### To do
Repeat all the records exactly, omitting pictures.

### Material provided

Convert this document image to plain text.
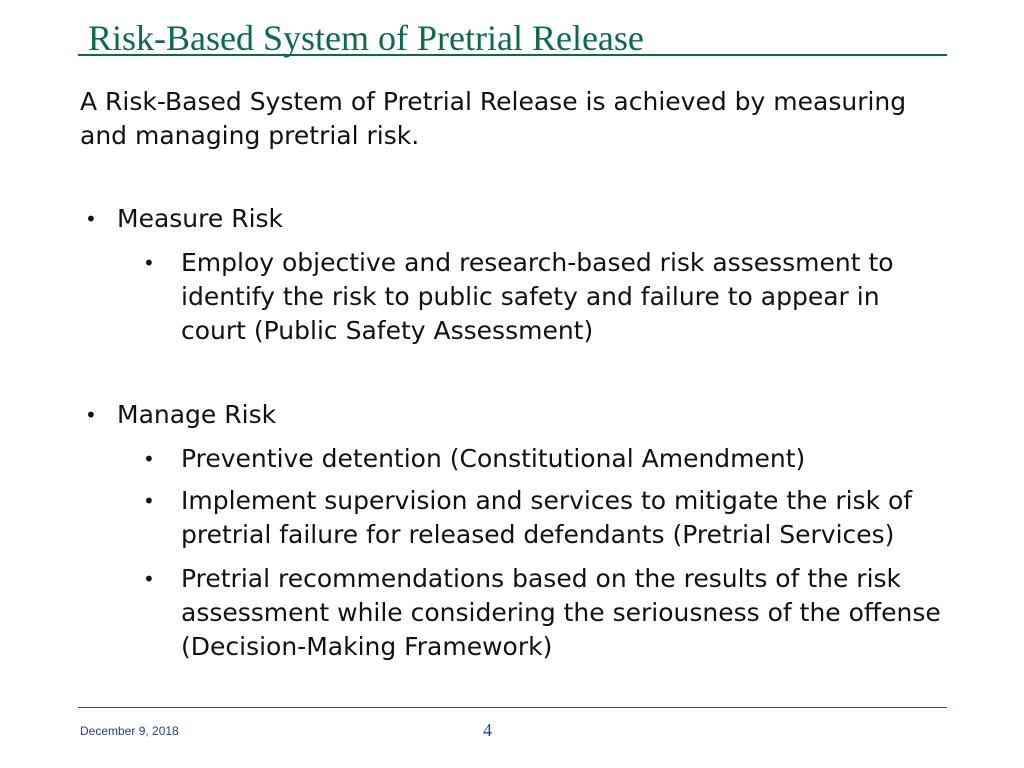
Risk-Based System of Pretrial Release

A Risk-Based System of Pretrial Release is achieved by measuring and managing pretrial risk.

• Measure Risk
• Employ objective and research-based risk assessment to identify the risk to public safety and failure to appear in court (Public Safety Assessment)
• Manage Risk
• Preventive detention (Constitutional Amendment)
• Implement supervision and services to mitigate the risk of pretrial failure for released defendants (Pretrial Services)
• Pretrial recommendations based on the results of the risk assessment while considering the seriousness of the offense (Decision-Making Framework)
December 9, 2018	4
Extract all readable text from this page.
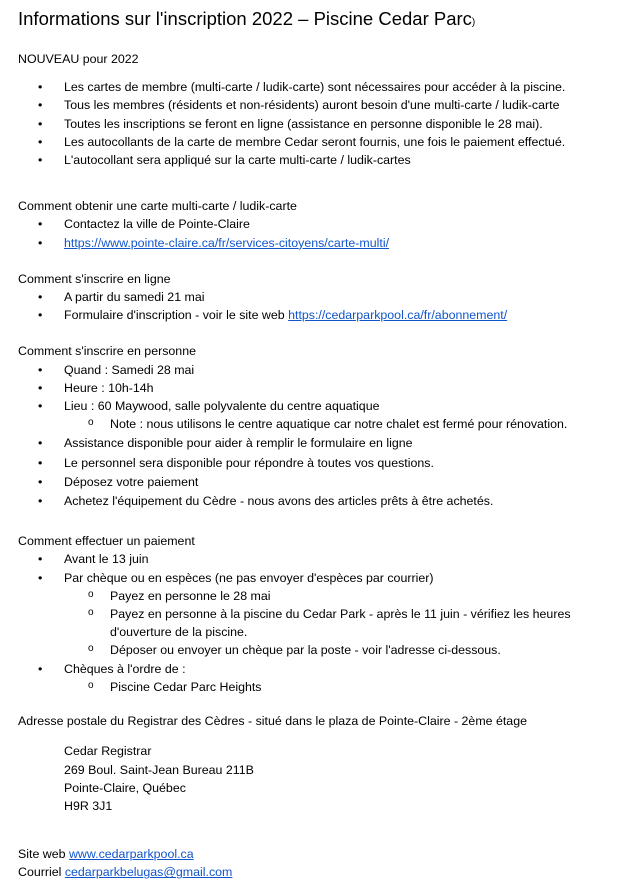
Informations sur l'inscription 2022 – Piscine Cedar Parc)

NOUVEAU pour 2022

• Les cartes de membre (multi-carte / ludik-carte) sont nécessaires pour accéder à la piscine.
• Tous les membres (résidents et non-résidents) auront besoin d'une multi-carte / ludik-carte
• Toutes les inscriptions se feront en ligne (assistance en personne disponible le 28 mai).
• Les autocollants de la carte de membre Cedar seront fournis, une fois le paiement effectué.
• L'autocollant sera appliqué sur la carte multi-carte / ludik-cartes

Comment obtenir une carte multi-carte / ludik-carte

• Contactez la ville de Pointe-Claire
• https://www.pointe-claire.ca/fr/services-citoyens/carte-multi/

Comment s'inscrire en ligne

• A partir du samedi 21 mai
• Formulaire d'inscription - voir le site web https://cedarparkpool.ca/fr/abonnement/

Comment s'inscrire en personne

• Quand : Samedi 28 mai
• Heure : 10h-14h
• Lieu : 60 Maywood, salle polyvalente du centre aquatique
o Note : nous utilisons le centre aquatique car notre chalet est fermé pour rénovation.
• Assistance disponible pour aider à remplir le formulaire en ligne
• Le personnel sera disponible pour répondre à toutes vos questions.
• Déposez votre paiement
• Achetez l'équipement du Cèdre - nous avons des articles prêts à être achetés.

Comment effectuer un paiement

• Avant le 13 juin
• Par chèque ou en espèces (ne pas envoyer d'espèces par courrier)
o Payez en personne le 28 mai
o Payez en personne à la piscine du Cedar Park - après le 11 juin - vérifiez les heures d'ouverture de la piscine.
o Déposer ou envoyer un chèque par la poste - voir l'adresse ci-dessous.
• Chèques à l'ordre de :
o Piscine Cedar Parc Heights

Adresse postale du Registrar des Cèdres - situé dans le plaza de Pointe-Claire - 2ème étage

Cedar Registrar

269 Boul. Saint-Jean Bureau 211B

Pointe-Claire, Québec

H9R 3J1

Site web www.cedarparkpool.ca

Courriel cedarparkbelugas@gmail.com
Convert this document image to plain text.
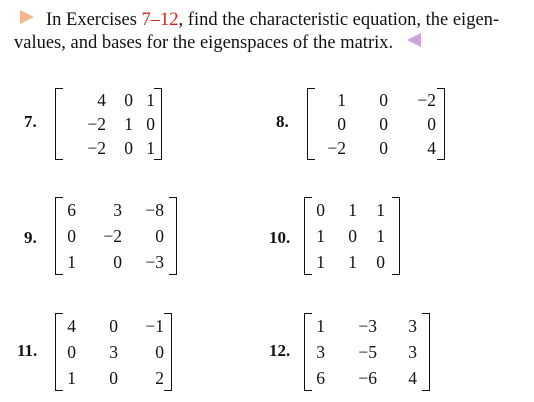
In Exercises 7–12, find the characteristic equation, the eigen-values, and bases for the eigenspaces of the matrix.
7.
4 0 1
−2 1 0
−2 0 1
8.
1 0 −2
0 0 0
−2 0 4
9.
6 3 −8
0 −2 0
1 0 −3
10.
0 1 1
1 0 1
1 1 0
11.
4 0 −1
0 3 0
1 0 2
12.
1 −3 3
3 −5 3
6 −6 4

### Exercise result
Convert this document image to plain text.
Risk-Based System of Pretrial Release

A Risk-Based System of Pretrial Release is achieved by measuring and managing pretrial risk.

• Measure Risk
• Employ objective and research-based risk assessment to identify the risk to public safety and failure to appear in court (Public Safety Assessment)
• Manage Risk
• Preventive detention (Constitutional Amendment)
• Implement supervision and services to mitigate the risk of pretrial failure for released defendants (Pretrial Services)
• Pretrial recommendations based on the results of the risk assessment while considering the seriousness of the offense (Decision-Making Framework)
December 9, 2018	4
Extract all readable text from this page.
Informations sur l'inscription 2022 – Piscine Cedar Parc)

NOUVEAU pour 2022

• Les cartes de membre (multi-carte / ludik-carte) sont nécessaires pour accéder à la piscine.
• Tous les membres (résidents et non-résidents) auront besoin d'une multi-carte / ludik-carte
• Toutes les inscriptions se feront en ligne (assistance en personne disponible le 28 mai).
• Les autocollants de la carte de membre Cedar seront fournis, une fois le paiement effectué.
• L'autocollant sera appliqué sur la carte multi-carte / ludik-cartes

Comment obtenir une carte multi-carte / ludik-carte

• Contactez la ville de Pointe-Claire
• https://www.pointe-claire.ca/fr/services-citoyens/carte-multi/

Comment s'inscrire en ligne

• A partir du samedi 21 mai
• Formulaire d'inscription - voir le site web https://cedarparkpool.ca/fr/abonnement/

Comment s'inscrire en personne

• Quand : Samedi 28 mai
• Heure : 10h-14h
• Lieu : 60 Maywood, salle polyvalente du centre aquatique
o Note : nous utilisons le centre aquatique car notre chalet est fermé pour rénovation.
• Assistance disponible pour aider à remplir le formulaire en ligne
• Le personnel sera disponible pour répondre à toutes vos questions.
• Déposez votre paiement
• Achetez l'équipement du Cèdre - nous avons des articles prêts à être achetés.

Comment effectuer un paiement

• Avant le 13 juin
• Par chèque ou en espèces (ne pas envoyer d'espèces par courrier)
o Payez en personne le 28 mai
o Payez en personne à la piscine du Cedar Park - après le 11 juin - vérifiez les heures d'ouverture de la piscine.
o Déposer ou envoyer un chèque par la poste - voir l'adresse ci-dessous.
• Chèques à l'ordre de :
o Piscine Cedar Parc Heights

Adresse postale du Registrar des Cèdres - situé dans le plaza de Pointe-Claire - 2ème étage

Cedar Registrar

269 Boul. Saint-Jean Bureau 211B

Pointe-Claire, Québec

H9R 3J1

Site web www.cedarparkpool.ca

Courriel cedarparkbelugas@gmail.com
Convert this document image to plain text.
In Exercises 7–12, find the characteristic equation, the eigen-values, and bases for the eigenspaces of the matrix.
7.
4 0 1
−2 1 0
−2 0 1
8.
1 0 −2
0 0 0
−2 0 4
9.
6 3 −8
0 −2 0
1 0 −3
10.
0 1 1
1 0 1
1 1 0
11.
4 0 −1
0 3 0
1 0 2
12.
1 −3 3
3 −5 3
6 −6 4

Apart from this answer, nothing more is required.